- **RAW DATA**:
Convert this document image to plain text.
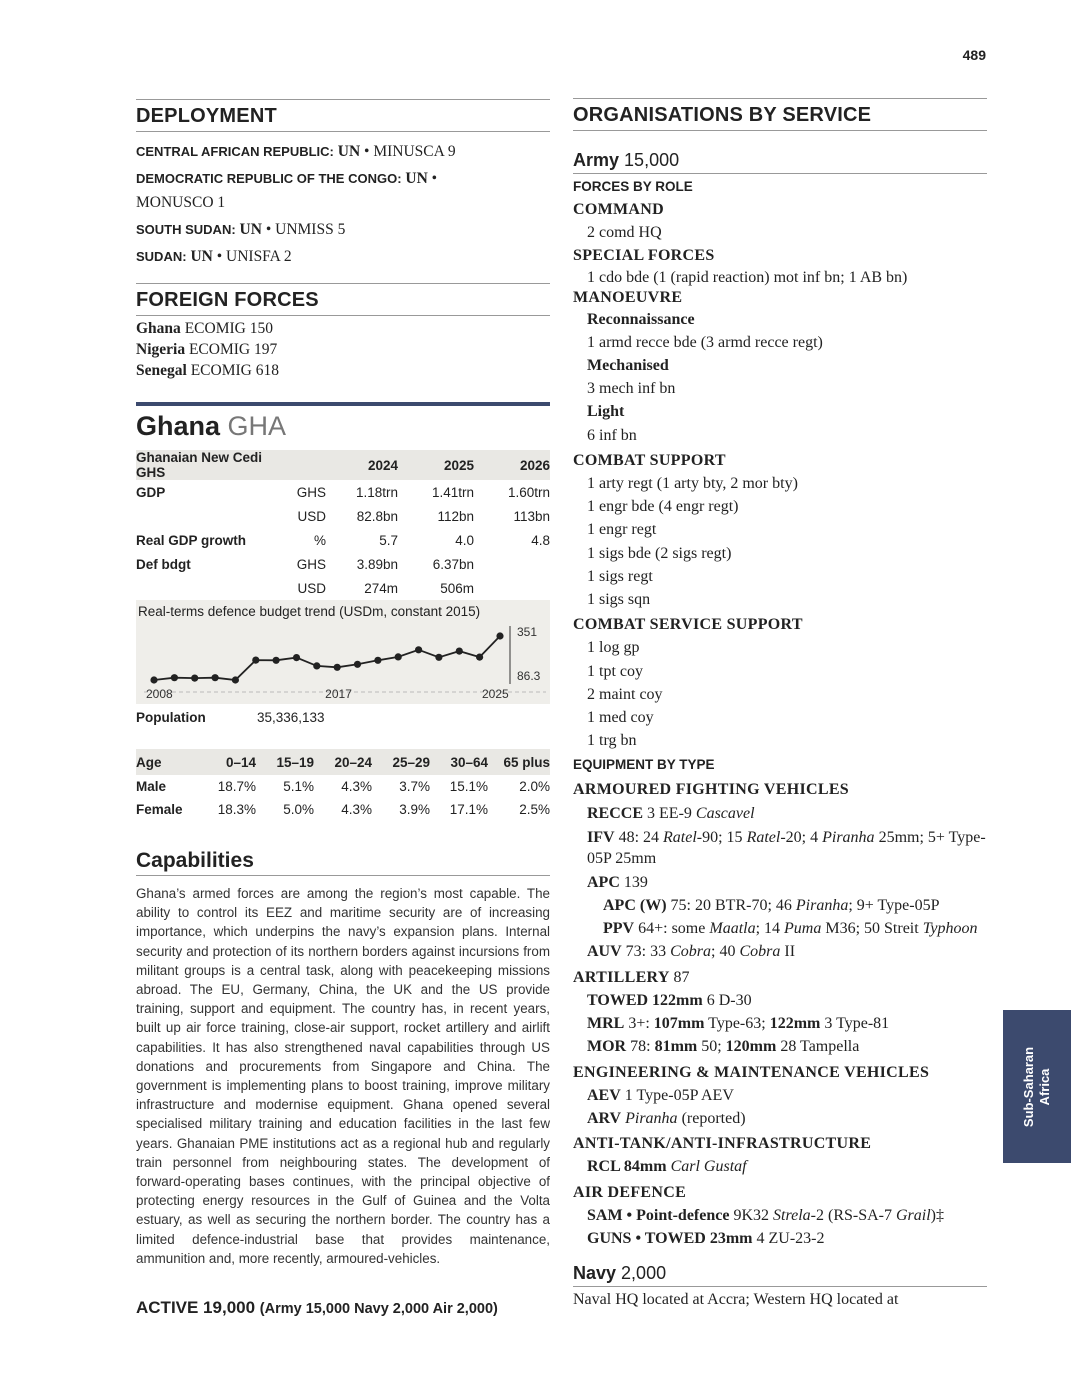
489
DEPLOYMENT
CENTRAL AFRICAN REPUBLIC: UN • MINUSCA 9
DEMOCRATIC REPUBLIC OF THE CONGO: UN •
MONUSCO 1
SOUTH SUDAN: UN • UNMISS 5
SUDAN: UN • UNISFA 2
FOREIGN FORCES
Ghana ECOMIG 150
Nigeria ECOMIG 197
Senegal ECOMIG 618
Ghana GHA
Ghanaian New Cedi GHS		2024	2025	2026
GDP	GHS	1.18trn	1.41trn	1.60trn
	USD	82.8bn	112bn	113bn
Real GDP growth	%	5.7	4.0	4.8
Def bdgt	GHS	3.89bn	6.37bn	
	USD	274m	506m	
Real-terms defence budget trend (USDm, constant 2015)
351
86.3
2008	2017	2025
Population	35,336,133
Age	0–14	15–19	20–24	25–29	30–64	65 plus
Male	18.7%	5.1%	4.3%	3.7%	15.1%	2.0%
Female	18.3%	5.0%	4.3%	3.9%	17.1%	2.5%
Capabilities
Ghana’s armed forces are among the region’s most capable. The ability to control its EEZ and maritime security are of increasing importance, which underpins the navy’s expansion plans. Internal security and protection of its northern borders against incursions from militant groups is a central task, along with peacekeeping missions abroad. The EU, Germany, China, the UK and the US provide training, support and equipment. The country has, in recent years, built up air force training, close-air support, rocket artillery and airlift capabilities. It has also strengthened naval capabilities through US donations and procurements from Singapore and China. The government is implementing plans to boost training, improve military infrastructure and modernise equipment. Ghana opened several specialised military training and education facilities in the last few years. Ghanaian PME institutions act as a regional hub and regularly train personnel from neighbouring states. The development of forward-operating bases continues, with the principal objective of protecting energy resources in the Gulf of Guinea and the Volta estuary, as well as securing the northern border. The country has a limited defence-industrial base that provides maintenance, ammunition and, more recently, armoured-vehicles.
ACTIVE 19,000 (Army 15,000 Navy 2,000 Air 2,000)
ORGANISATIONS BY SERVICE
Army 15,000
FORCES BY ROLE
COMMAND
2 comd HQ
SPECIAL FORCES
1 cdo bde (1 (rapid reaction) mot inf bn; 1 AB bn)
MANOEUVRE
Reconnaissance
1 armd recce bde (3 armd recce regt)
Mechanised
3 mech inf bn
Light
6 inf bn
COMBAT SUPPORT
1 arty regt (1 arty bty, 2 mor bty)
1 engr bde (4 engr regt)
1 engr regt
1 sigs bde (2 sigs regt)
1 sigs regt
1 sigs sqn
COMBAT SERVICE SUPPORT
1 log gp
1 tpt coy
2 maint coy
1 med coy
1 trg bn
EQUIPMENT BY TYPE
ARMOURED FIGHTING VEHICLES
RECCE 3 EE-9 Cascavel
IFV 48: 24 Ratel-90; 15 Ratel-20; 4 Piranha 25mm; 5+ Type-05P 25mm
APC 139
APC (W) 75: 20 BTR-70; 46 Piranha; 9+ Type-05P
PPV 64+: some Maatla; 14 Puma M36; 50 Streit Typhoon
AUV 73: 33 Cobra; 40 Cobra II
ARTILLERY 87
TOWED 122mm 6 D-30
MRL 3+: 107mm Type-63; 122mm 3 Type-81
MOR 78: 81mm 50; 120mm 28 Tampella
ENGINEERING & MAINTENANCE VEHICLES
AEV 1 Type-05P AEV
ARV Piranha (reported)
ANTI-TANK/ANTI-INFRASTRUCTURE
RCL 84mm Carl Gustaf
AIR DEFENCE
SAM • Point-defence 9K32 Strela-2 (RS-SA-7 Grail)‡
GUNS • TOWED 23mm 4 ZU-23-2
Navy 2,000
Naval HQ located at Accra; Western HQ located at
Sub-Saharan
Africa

---

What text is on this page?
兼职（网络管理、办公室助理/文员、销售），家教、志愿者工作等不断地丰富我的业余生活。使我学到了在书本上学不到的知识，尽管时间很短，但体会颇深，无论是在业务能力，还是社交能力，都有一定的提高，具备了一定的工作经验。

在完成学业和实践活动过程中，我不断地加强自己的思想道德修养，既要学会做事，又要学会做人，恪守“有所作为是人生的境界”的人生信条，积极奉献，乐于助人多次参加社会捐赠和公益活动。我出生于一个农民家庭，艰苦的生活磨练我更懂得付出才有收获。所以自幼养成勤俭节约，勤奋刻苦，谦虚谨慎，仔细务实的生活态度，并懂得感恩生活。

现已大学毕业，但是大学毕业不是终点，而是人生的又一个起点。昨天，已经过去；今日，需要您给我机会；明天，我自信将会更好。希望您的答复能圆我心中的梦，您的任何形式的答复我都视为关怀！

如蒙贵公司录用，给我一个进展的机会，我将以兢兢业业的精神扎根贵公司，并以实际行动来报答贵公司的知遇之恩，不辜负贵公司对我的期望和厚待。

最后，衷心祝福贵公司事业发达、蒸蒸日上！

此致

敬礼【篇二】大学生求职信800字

- **WHAT TO PRODUCE**: The lines to collect are those holding the string "COMBAT"; copy them all.

- **REPLY**:
COMBAT SUPPORT
COMBAT SERVICE SUPPORT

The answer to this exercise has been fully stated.